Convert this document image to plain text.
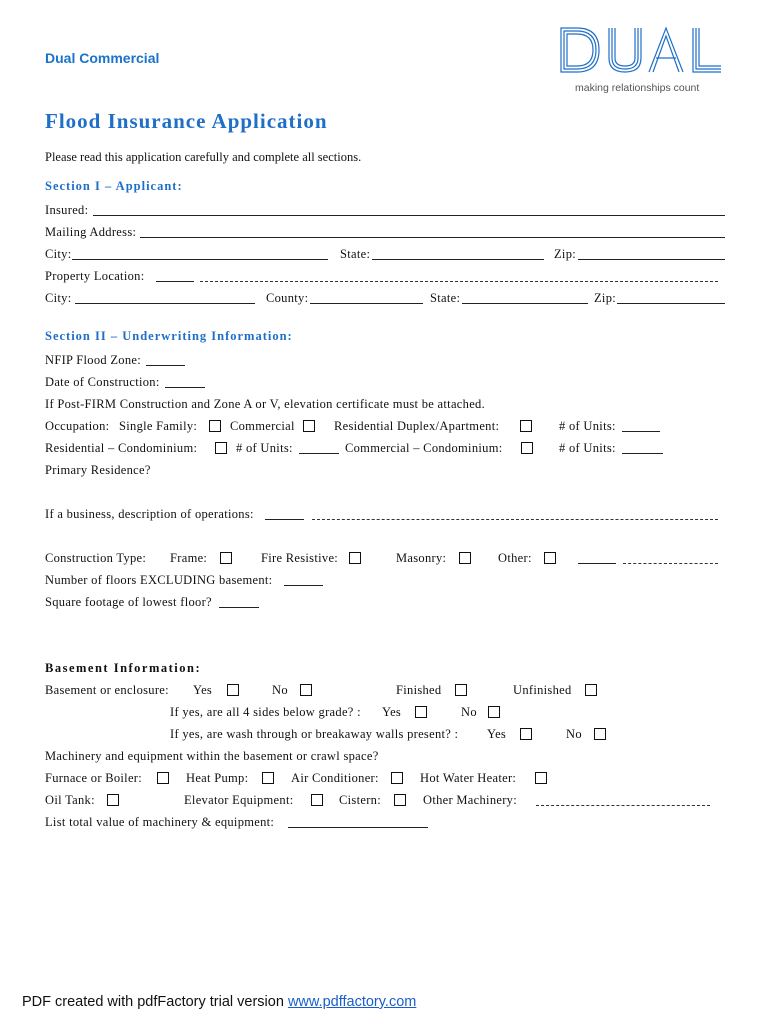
Dual Commercial
making relationships count
Flood Insurance Application
Please read this application carefully and complete all sections.
Section I – Applicant:
Insured:
Mailing Address:
City:	State:	Zip:
Property Location:
City:	County:	State:	Zip:
Section II – Underwriting Information:
NFIP Flood Zone:
Date of Construction:
If Post-FIRM Construction and Zone A or V, elevation certificate must be attached.
Occupation: Single Family:	Commercial	Residential Duplex/Apartment:	# of Units:
Residential – Condominium:	# of Units:	Commercial – Condominium:	# of Units:
Primary Residence?
If a business, description of operations:
Construction Type: Frame:	Fire Resistive:	Masonry:	Other:
Number of floors EXCLUDING basement:
Square footage of lowest floor?
Basement Information:
Basement or enclosure: Yes	No	Finished	Unfinished
If yes, are all 4 sides below grade? : Yes	No
If yes, are wash through or breakaway walls present? : Yes	No
Machinery and equipment within the basement or crawl space?
Furnace or Boiler:	Heat Pump:	Air Conditioner:	Hot Water Heater:
Oil Tank:	Elevator Equipment:	Cistern:	Other Machinery:
List total value of machinery & equipment:
PDF created with pdfFactory trial version www.pdffactory.com
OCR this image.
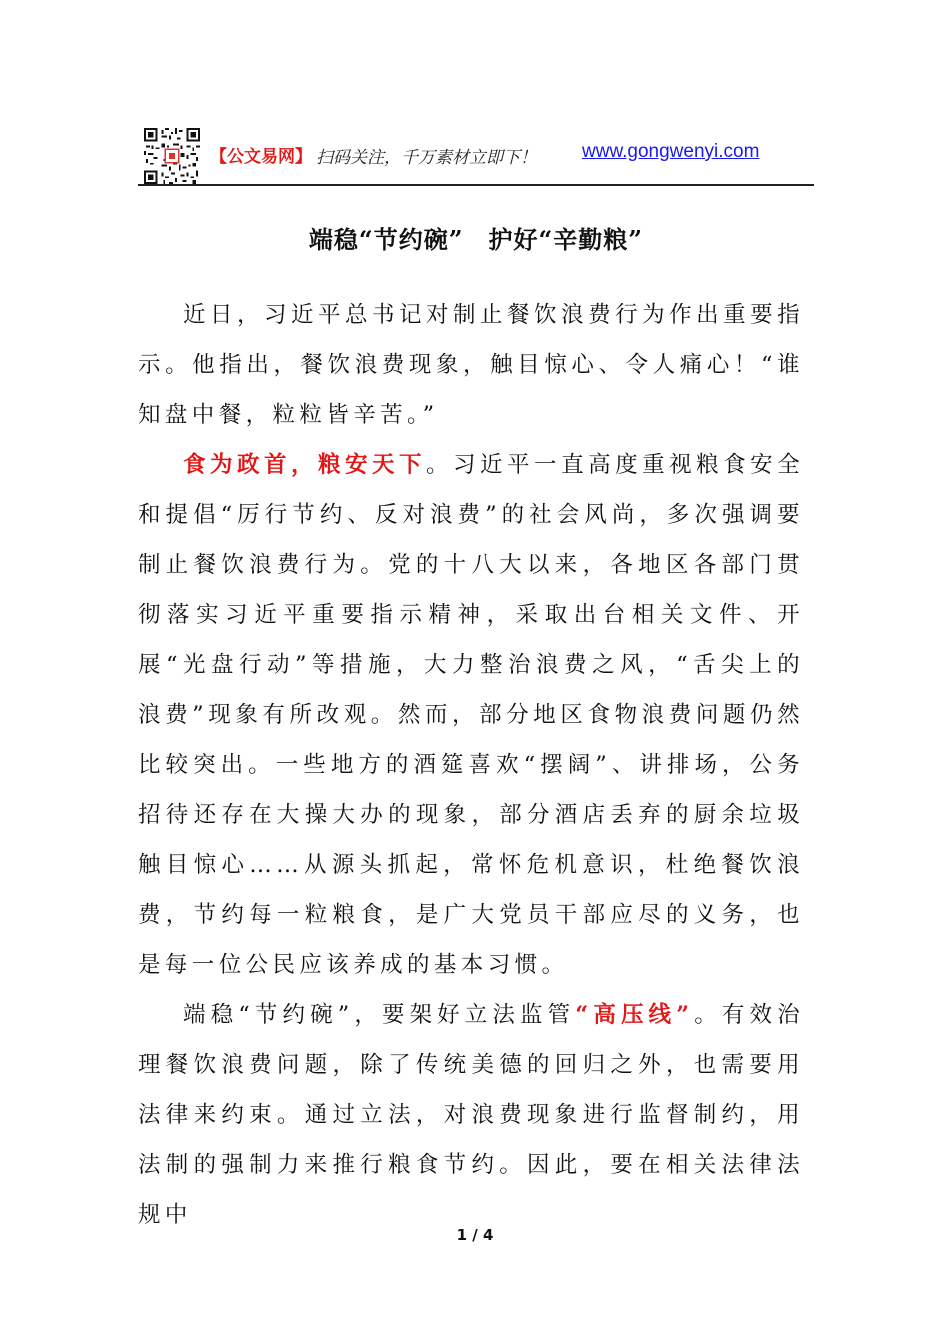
【公文易网】 扫码关注，千万素材立即下！ www.gongwenyi.com
端稳“节约碗”　护好“辛勤粮”

近日，习近平总书记对制止餐饮浪费行为作出重要指示。他指出，餐饮浪费现象，触目惊心、令人痛心！“谁知盘中餐，粒粒皆辛苦。”

食为政首，粮安天下。习近平一直高度重视粮食安全和提倡“厉行节约、反对浪费”的社会风尚，多次强调要制止餐饮浪费行为。党的十八大以来，各地区各部门贯彻落实习近平重要指示精神，采取出台相关文件、开展“光盘行动”等措施，大力整治浪费之风，“舌尖上的浪费”现象有所改观。然而，部分地区食物浪费问题仍然比较突出。一些地方的酒筵喜欢“摆阔”、讲排场，公务招待还存在大操大办的现象，部分酒店丢弃的厨余垃圾触目惊心……从源头抓起，常怀危机意识，杜绝餐饮浪费，节约每一粒粮食，是广大党员干部应尽的义务，也是每一位公民应该养成的基本习惯。

端稳“节约碗”，要架好立法监管“高压线”。有效治理餐饮浪费问题，除了传统美德的回归之外，也需要用法律来约束。通过立法，对浪费现象进行监督制约，用法制的强制力来推行粮食节约。因此，要在相关法律法规中

1 / 4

______

» **PROBLEM TO SOLVE**
The pictures should not be reproduced; quote all of the other material exactly.

» **OUTPUT OF THE TASK**
Convert this document image to plain text.
Dual Commercial
making relationships count
Flood Insurance Application
Please read this application carefully and complete all sections.
Section I – Applicant:
Insured:
Mailing Address:
City:	State:	Zip:
Property Location:
City:	County:	State:	Zip:
Section II – Underwriting Information:
NFIP Flood Zone:
Date of Construction:
If Post-FIRM Construction and Zone A or V, elevation certificate must be attached.
Occupation: Single Family:	Commercial	Residential Duplex/Apartment:	# of Units:
Residential – Condominium:	# of Units:	Commercial – Condominium:	# of Units:
Primary Residence?
If a business, description of operations:
Construction Type: Frame:	Fire Resistive:	Masonry:	Other:
Number of floors EXCLUDING basement:
Square footage of lowest floor?
Basement Information:
Basement or enclosure: Yes	No	Finished	Unfinished
If yes, are all 4 sides below grade? : Yes	No
If yes, are wash through or breakaway walls present? : Yes	No
Machinery and equipment within the basement or crawl space?
Furnace or Boiler:	Heat Pump:	Air Conditioner:	Hot Water Heater:
Oil Tank:	Elevator Equipment:	Cistern:	Other Machinery:
List total value of machinery & equipment:
PDF created with pdfFactory trial version www.pdffactory.com
OCR this image.
【公文易网】 扫码关注，千万素材立即下！ www.gongwenyi.com
端稳“节约碗”　护好“辛勤粮”

近日，习近平总书记对制止餐饮浪费行为作出重要指示。他指出，餐饮浪费现象，触目惊心、令人痛心！“谁知盘中餐，粒粒皆辛苦。”

食为政首，粮安天下。习近平一直高度重视粮食安全和提倡“厉行节约、反对浪费”的社会风尚，多次强调要制止餐饮浪费行为。党的十八大以来，各地区各部门贯彻落实习近平重要指示精神，采取出台相关文件、开展“光盘行动”等措施，大力整治浪费之风，“舌尖上的浪费”现象有所改观。然而，部分地区食物浪费问题仍然比较突出。一些地方的酒筵喜欢“摆阔”、讲排场，公务招待还存在大操大办的现象，部分酒店丢弃的厨余垃圾触目惊心……从源头抓起，常怀危机意识，杜绝餐饮浪费，节约每一粒粮食，是广大党员干部应尽的义务，也是每一位公民应该养成的基本习惯。

端稳“节约碗”，要架好立法监管“高压线”。有效治理餐饮浪费问题，除了传统美德的回归之外，也需要用法律来约束。通过立法，对浪费现象进行监督制约，用法制的强制力来推行粮食节约。因此，要在相关法律法规中

1 / 4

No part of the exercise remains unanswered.